Saturday, October 29, 2011

Camped out with Occupy London

A Daily Mail undercover reporter has infiltrated the St Paul's camp in London. Here is his report:

In the 48 hours I spend at the camp, I discover that procrastination, contradiction and confusion are pretty much par for the course — and absolutely no one asks about my reason for being there. My fellow protesters are too busy posing for the world’s media, being interviewed by film crews and radio stations from around the world, and loving the attention.

Looking around, my camp comrades are more student-union common-room than dreadlocked Swampies. Earnest-looking graduates and undergraduates for the most part, their numbers are bolstered by foreign activists, some of whom have come straight from Central Casting: the Spaniard with beard and beret, and the three young German students in army surplus boots and parkas.

A key activity is sitting around smoking joints and knocking back lager. Complaints circulate about drunk people urinating on the steps of the cathedral and on each other’s tents. It becomes clear that undisciplined behaviour is affecting the camp’s image and driving some of its residents away. Among the professional protesters, those from the anarchist group Anonymous form a tight knot of tents and are distinguishable by the plastic Guy Fawkes masks they carry and sometimes wear to obscure their faces.

The only uniformity in the camp is that just about everyone, when not inhaling marijuana, smokes cigarettes (roll-ups, of course). The mornings are a cacophony of hacking coughs.

Everyone looks exhausted. For starters, the cathedral bells peel every 15 minutes, and buses roar past throughout the night. The City starts work early and finishes late. At 6.30am on Tuesday I am roused by a passer-by yelling: 'Get up, you lazy bastards.’ Not that they do.

The 12th meeting of the General Assembly of the London wing of the international revolution against capitalism is not going smoothly. The first item on the agenda relates to changing the banner that fronts the sprawling camp in the piazza surrounding London’s St Paul’s Cathedral. It currently reads 'Capitalism is crisis’, but some demonstrators want it changed to: 'We are the 99 per cent.’ Unfortunately, there is a snag. Someone has nicked the banner.

If anyone asks why I am here, my cover story is that I am demonstrating against the banks, having had to close a business as a result of their unwillingness to lend. But in the 48 hours I spend at the camp, I discover that procrastination, contradiction and confusion are pretty much par for the course — and absolutely no one asks about my reason for being there. My fellow protesters are too busy posing for the world’s media, being interviewed by film crews and radio stations from around the world, and loving the attention.

Even after living cheek-by-jowl with the demonstrators for two days and nights, what they stand for and what they hope to achieve by occupying this half-acre of paving slabs remains an utter mystery to me. They purport to be running their campaign to fight against capitalism. But what I encountered was a disparate group of freelance travelling protesters with little or no discernible philosophy and a penchant for petty squabbles. 'Our response to systemic failure is not to propose a new system, but to start making one,’ wrote members of the camp in one of a number of articles published in The Guardian, the protesters’ newspaper of choice. 'We are providing an example of how the 99 per cent might move forward.’

Therein lies the problem because, as examples go, theirs is a deeply flawed one. This point is driven home to me on Wednesday at 6.45am, as I stand in the drizzle outside my tent. At the previous evening’s meeting, we had been encouraged to join a march in support of electricians who are on strike at nearby Blackfriars Bridge.

Data section:
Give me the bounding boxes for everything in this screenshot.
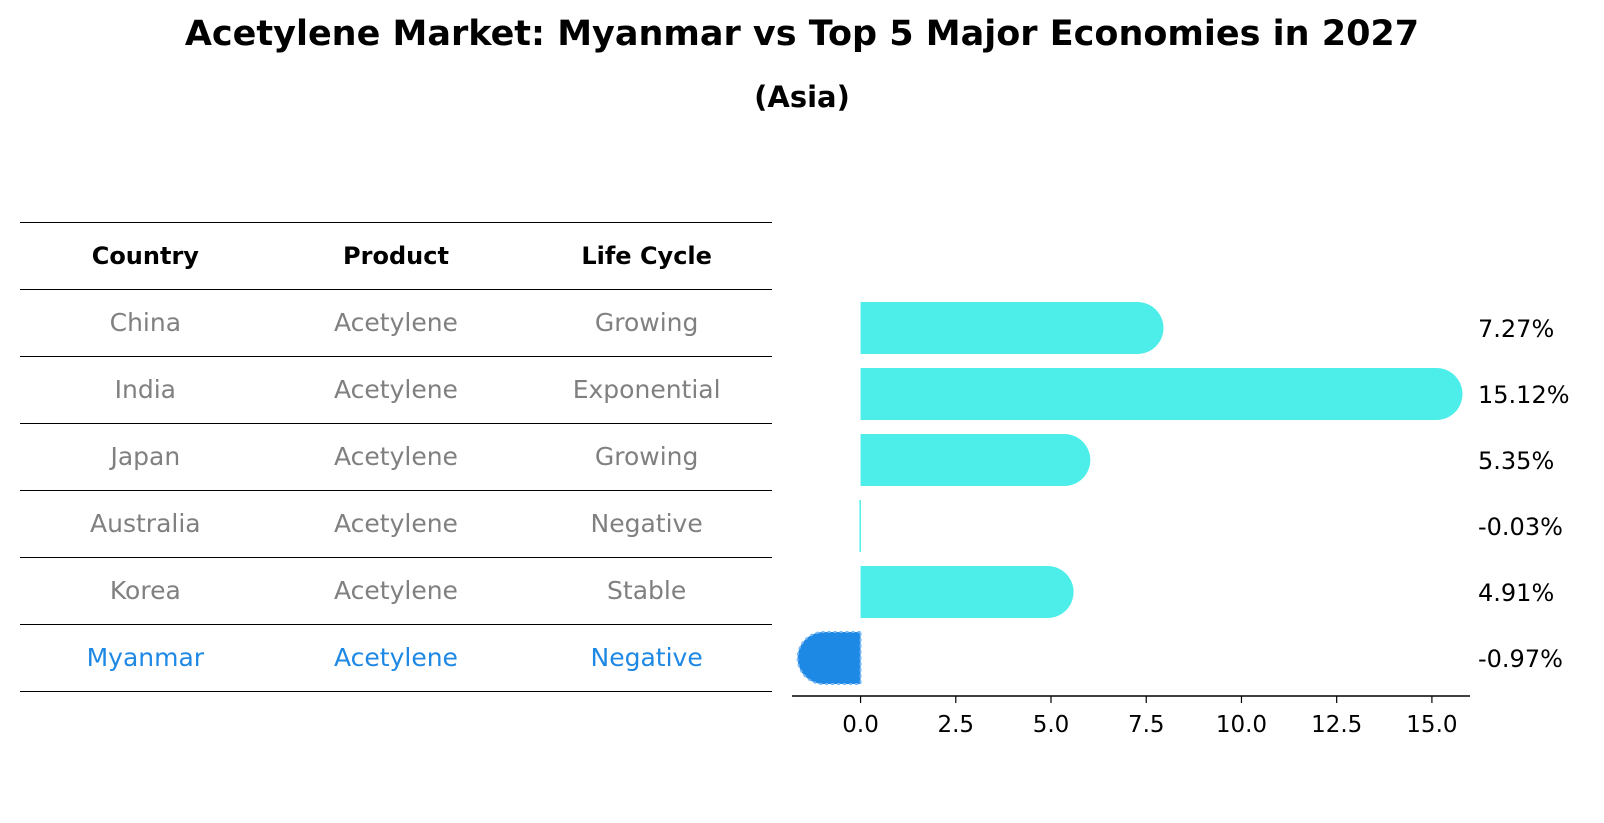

Exercise tasks:
[1] Rewrite the passage of the Occupy London camp report that opens with the words "A key activity" and closes with "of hacking coughs.", replacing "lager" with "cider".
[2] Answer these questions from the Occupy London camp report.
(a) At what time on Tuesday is the reporter roused by a passer-by?
(b) What does the banner fronting the camp currently read?
(c) Which newspaper is called the protesters' newspaper of choice?
Rely only on the Occupy London camp report when answering.

Task results:
[1]
A key activity is sitting around smoking joints and knocking back cider. Complaints circulate about drunk people urinating on the steps of the cathedral and on each other’s tents. It becomes clear that undisciplined behaviour is affecting the camp’s image and driving some of its residents away. Among the professional protesters, those from the anarchist group Anonymous form a tight knot of tents and are distinguishable by the plastic Guy Fawkes masks they carry and sometimes wear to obscure their faces.

The only uniformity in the camp is that just about everyone, when not inhaling marijuana, smokes cigarettes (roll-ups, of course). The mornings are a cacophony of hacking coughs.

[2]
(a) 6.30am
(b) 'Capitalism is crisis'
(c) The Guardian